··· Provided records

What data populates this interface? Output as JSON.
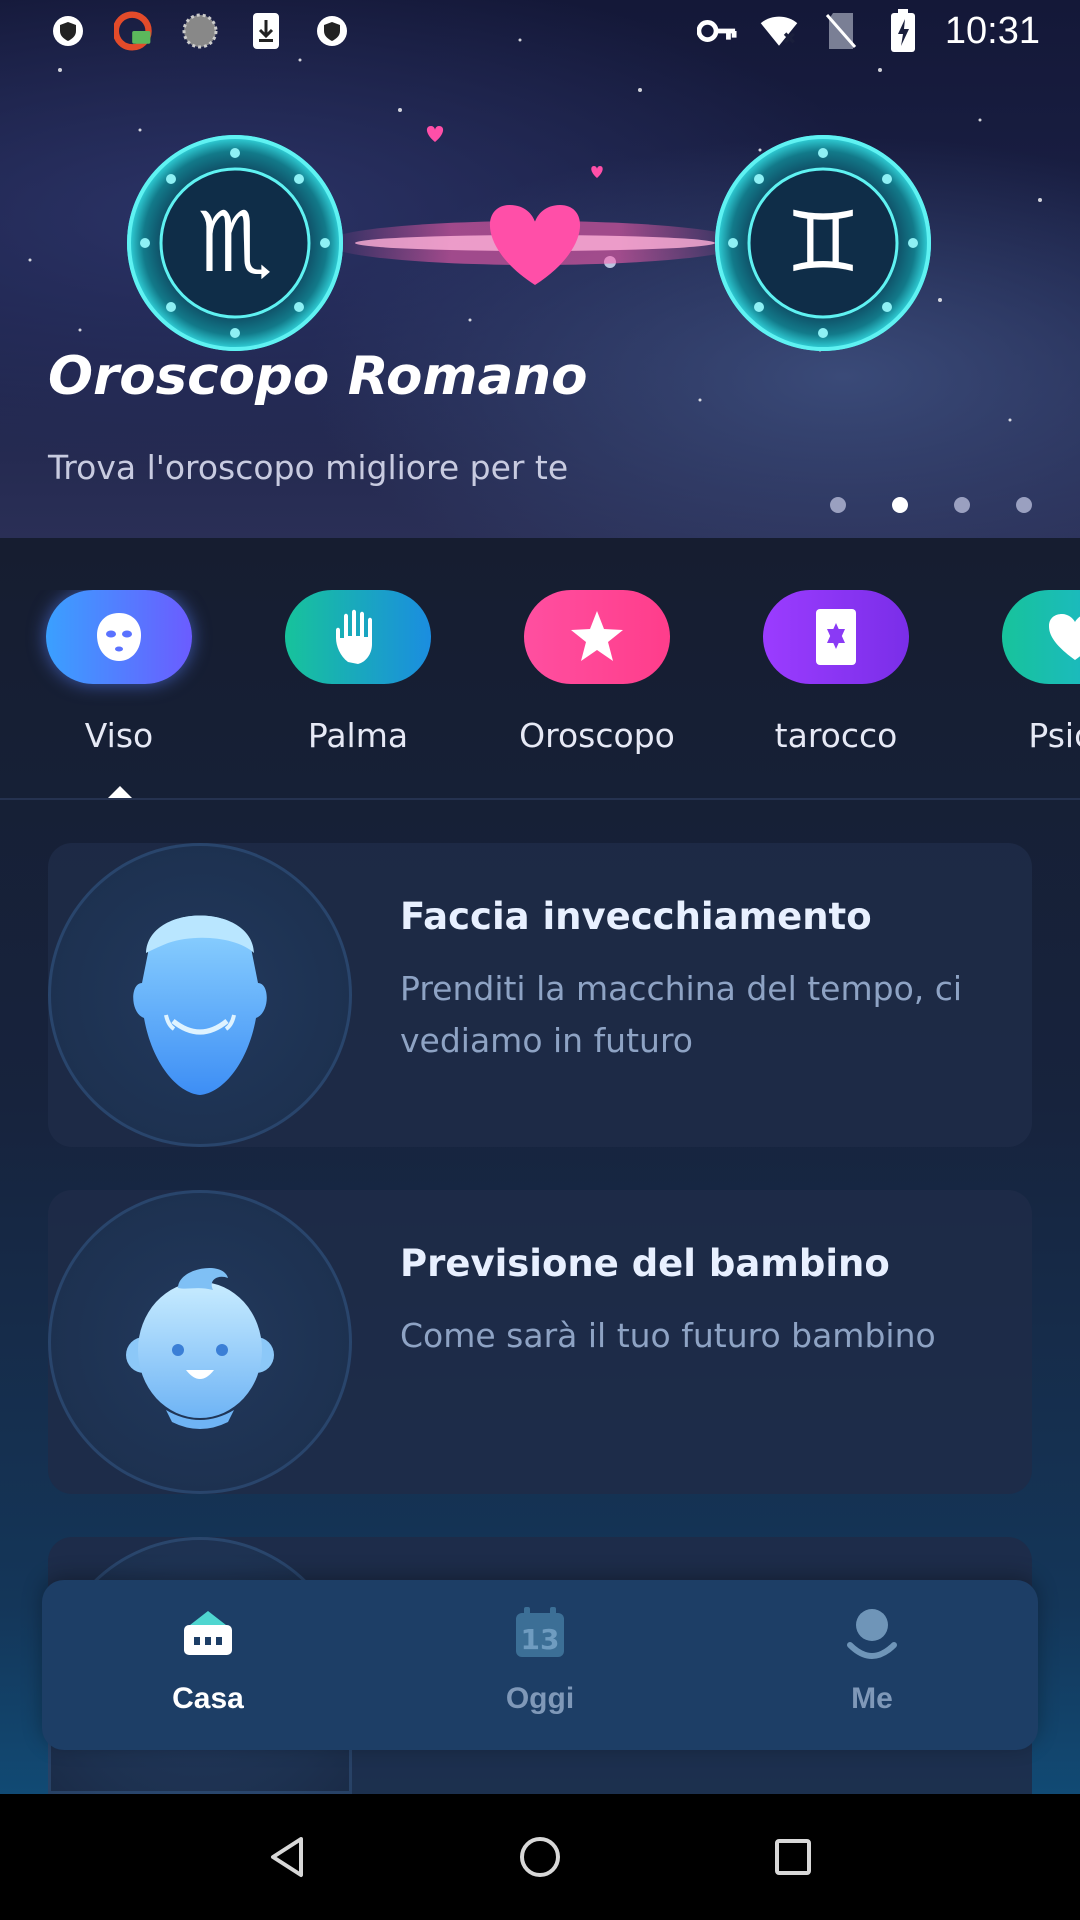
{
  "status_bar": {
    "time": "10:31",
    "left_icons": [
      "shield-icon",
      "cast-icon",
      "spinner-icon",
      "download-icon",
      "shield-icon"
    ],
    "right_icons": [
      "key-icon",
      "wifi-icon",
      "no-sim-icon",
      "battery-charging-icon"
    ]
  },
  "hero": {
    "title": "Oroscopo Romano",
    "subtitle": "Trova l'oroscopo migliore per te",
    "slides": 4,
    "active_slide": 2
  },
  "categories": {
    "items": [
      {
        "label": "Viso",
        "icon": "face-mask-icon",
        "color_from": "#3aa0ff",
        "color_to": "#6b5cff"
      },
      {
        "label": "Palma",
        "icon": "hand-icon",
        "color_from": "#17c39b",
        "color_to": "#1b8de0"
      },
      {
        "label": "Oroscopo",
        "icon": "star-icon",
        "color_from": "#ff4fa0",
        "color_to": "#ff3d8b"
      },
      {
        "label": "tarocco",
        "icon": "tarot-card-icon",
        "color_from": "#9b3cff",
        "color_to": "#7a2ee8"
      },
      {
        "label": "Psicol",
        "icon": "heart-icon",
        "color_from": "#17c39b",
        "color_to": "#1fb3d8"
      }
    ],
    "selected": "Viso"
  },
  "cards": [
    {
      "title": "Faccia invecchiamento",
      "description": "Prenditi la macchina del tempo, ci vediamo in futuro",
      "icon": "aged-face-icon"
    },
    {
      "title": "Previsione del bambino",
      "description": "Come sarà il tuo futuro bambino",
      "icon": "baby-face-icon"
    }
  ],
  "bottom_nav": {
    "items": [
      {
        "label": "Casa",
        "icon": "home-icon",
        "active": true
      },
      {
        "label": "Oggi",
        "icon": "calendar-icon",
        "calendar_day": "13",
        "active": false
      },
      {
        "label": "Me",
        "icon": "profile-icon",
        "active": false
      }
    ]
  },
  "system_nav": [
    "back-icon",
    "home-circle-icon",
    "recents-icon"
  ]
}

······
··· Provided records

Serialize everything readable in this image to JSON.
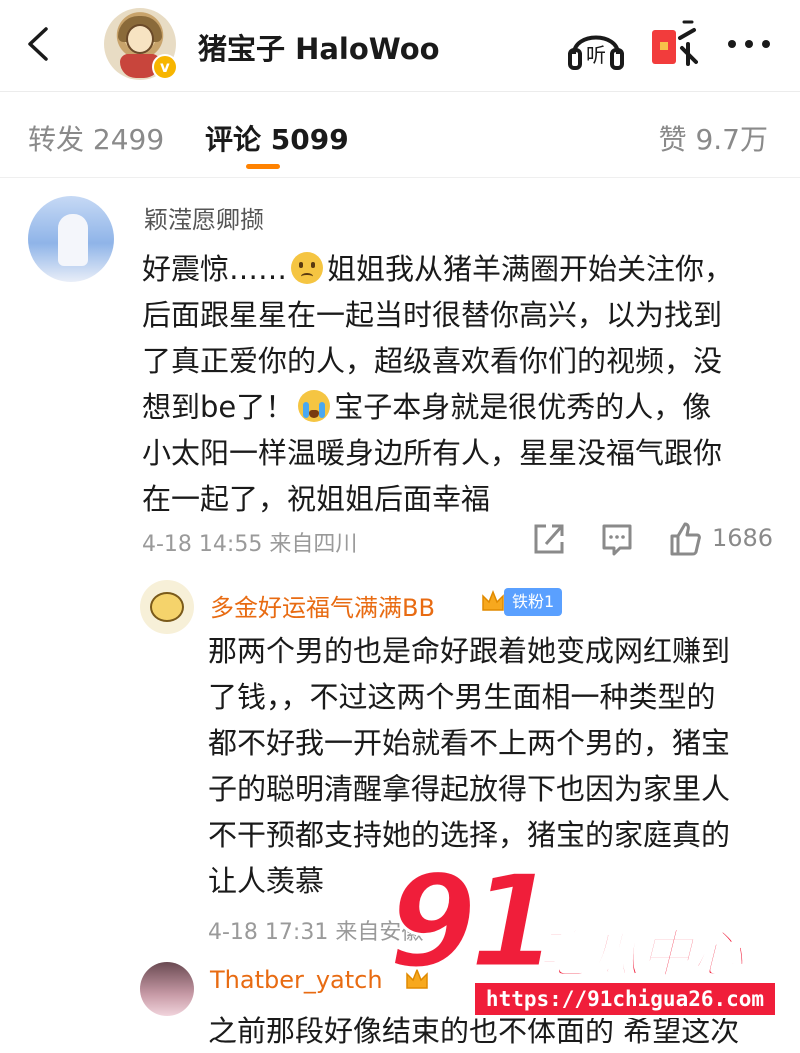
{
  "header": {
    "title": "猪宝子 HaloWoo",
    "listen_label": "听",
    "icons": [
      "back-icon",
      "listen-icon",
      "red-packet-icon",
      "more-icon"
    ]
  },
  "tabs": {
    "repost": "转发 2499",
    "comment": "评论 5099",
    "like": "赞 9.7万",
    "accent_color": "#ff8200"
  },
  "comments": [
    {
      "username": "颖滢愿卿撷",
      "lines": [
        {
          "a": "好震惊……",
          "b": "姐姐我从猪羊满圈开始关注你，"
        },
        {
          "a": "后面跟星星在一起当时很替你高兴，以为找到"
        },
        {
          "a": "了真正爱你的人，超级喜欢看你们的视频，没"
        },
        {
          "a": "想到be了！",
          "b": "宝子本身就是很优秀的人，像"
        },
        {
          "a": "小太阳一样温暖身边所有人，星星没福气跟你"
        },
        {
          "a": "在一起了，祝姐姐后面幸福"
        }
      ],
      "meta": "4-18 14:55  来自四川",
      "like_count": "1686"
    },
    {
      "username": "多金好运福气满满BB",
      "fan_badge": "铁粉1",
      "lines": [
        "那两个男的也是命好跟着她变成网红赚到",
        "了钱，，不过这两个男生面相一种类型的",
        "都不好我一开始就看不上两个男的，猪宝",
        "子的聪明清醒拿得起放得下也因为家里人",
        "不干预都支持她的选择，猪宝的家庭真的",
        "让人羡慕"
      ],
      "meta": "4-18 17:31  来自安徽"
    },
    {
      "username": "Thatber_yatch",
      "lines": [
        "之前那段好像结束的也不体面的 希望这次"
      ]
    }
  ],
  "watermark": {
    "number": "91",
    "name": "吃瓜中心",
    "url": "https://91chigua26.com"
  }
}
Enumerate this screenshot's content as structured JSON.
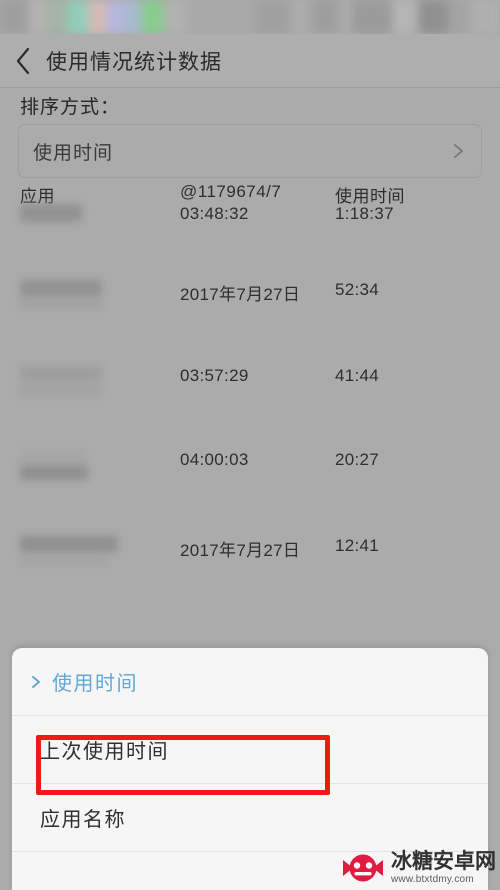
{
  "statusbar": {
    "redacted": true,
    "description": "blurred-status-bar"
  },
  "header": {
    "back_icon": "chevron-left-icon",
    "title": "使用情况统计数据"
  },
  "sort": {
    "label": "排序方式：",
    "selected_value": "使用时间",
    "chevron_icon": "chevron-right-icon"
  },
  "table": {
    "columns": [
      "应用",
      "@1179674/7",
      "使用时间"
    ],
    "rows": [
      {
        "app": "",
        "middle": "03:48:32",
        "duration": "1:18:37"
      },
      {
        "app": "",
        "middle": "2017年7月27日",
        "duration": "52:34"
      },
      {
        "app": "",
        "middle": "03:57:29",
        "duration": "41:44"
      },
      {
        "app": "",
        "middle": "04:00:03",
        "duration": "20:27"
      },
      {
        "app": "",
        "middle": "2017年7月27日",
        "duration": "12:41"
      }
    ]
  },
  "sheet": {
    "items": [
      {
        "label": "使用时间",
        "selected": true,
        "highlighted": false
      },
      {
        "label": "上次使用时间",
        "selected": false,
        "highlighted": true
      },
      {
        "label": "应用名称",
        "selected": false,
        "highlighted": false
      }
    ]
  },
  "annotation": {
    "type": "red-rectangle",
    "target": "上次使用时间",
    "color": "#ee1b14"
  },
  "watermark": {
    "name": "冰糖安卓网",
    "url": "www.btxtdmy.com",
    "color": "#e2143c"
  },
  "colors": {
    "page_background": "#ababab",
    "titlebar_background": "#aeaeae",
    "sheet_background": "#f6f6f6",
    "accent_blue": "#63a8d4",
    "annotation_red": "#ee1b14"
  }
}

······
··· Provided records

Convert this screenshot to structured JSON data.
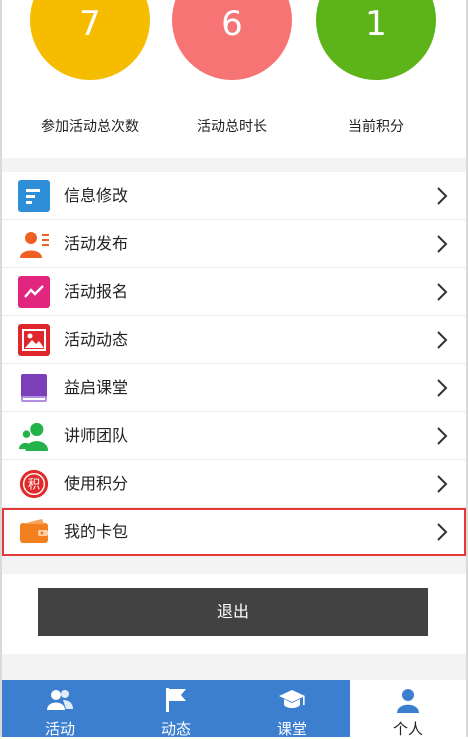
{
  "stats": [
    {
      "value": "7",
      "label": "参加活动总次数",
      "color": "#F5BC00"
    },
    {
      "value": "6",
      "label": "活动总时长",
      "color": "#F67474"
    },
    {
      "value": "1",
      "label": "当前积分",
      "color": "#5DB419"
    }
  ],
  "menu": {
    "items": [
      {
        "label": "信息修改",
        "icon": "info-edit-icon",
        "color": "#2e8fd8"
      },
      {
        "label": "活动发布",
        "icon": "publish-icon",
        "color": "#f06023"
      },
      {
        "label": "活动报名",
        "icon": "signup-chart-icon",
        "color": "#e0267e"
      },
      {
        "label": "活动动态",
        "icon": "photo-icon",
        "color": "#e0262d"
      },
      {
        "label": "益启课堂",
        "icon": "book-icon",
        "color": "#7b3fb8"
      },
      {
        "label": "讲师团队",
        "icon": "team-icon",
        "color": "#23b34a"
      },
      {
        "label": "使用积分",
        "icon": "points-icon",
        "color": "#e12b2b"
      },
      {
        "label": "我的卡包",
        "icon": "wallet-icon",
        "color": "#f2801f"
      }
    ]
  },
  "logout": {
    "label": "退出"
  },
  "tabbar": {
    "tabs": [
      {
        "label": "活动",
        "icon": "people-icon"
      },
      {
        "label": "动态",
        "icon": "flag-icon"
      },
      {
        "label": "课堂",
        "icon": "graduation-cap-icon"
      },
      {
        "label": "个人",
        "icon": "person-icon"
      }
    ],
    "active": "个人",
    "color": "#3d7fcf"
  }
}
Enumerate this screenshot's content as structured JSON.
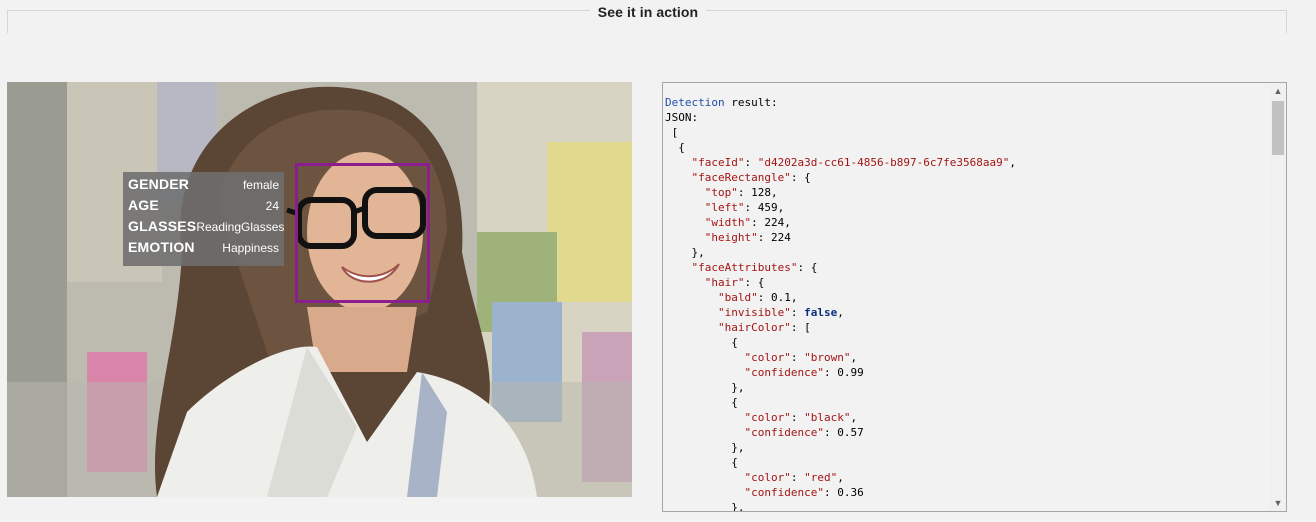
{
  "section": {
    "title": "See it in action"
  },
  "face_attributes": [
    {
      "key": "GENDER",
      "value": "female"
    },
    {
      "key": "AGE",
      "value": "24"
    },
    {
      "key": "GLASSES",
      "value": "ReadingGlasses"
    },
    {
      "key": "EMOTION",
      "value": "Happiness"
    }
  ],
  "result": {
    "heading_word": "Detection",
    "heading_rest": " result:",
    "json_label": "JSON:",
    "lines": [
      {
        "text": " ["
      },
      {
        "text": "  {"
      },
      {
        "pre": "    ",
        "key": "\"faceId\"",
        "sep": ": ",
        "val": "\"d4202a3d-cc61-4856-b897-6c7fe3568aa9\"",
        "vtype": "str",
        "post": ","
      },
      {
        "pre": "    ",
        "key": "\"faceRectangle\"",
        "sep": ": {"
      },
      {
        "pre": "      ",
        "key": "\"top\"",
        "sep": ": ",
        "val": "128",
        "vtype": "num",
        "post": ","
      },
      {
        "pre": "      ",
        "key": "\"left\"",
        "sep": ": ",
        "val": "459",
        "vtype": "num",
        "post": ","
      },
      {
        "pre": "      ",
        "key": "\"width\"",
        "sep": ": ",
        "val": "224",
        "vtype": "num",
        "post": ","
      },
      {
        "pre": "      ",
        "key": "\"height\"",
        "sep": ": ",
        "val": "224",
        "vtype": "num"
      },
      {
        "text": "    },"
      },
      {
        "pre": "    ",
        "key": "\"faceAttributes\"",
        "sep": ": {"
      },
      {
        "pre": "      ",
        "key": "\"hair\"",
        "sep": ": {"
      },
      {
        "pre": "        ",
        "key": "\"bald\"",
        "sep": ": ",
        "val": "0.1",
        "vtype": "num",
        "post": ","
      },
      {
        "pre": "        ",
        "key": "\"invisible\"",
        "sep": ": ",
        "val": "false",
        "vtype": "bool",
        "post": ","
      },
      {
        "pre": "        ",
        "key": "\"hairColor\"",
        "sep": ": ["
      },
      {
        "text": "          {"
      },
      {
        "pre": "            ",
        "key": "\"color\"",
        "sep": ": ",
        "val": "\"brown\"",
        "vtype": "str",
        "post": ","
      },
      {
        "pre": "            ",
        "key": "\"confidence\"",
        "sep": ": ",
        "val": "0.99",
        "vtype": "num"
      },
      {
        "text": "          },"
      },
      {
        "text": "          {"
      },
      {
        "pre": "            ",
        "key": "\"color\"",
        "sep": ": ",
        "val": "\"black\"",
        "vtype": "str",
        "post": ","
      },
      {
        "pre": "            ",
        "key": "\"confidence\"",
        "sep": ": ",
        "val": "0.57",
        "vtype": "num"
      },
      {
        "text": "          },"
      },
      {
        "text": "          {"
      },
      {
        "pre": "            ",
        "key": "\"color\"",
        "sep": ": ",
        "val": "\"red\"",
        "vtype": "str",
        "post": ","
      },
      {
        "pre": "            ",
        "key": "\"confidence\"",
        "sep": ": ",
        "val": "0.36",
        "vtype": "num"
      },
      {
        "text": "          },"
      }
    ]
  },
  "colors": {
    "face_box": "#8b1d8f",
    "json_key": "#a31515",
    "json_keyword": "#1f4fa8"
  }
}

······

Do this: Extract every line from the records above that contains the word "duration".

Full response:
        "duration": "1:18:37"
        "duration": "52:34"
        "duration": "41:44"
        "duration": "20:27"
        "duration": "12:41"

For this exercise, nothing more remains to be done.